- Directions for this task
From the entries below, copy every line holding the word "label".

- Records supplied
--

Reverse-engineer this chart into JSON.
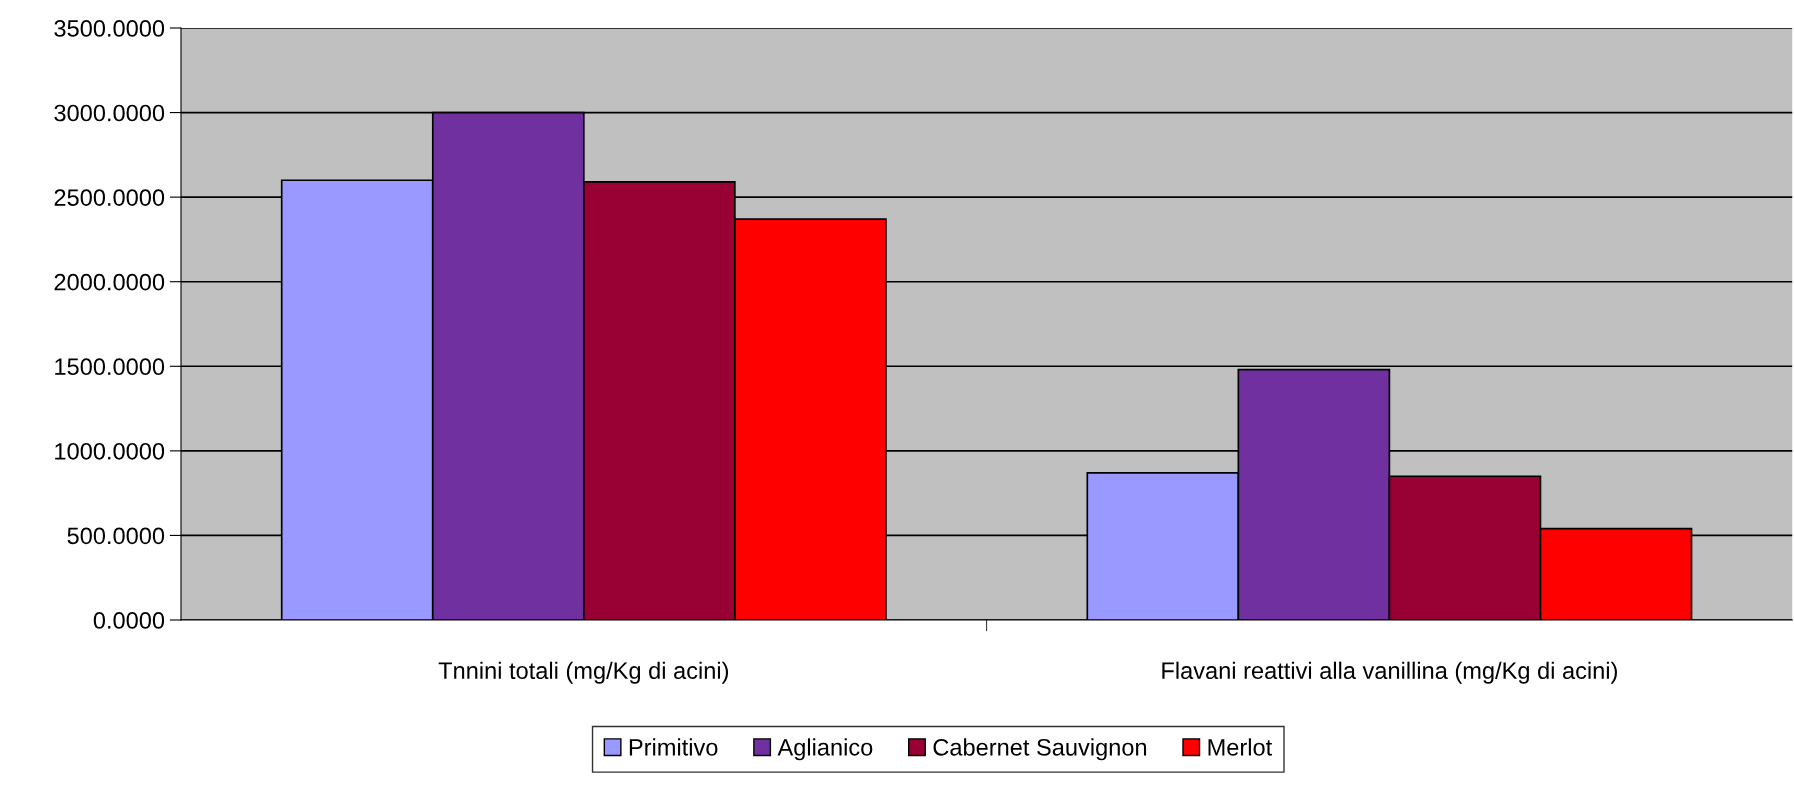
{
  "chart_data": {
    "type": "bar",
    "categories": [
      "Tnnini totali (mg/Kg di acini)",
      "Flavani reattivi alla vanillina (mg/Kg di acini)"
    ],
    "series": [
      {
        "name": "Primitivo",
        "color": "#9999ff",
        "values": [
          2600,
          870
        ]
      },
      {
        "name": "Aglianico",
        "color": "#7030a0",
        "values": [
          3000,
          1480
        ]
      },
      {
        "name": "Cabernet Sauvignon",
        "color": "#990033",
        "values": [
          2590,
          850
        ]
      },
      {
        "name": "Merlot",
        "color": "#ff0000",
        "values": [
          2370,
          540
        ]
      }
    ],
    "ylim": [
      0,
      3500
    ],
    "yticks": [
      {
        "value": 0,
        "label": "0.0000"
      },
      {
        "value": 500,
        "label": "500.0000"
      },
      {
        "value": 1000,
        "label": "1000.0000"
      },
      {
        "value": 1500,
        "label": "1500.0000"
      },
      {
        "value": 2000,
        "label": "2000.0000"
      },
      {
        "value": 2500,
        "label": "2500.0000"
      },
      {
        "value": 3000,
        "label": "3000.0000"
      },
      {
        "value": 3500,
        "label": "3500.0000"
      }
    ],
    "grid": "y",
    "legend": "bottom"
  }
}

--

- The completed task
        "label": "0.0000"
        "label": "500.0000"
        "label": "1000.0000"
        "label": "1500.0000"
        "label": "2000.0000"
        "label": "2500.0000"
        "label": "3000.0000"
        "label": "3500.0000"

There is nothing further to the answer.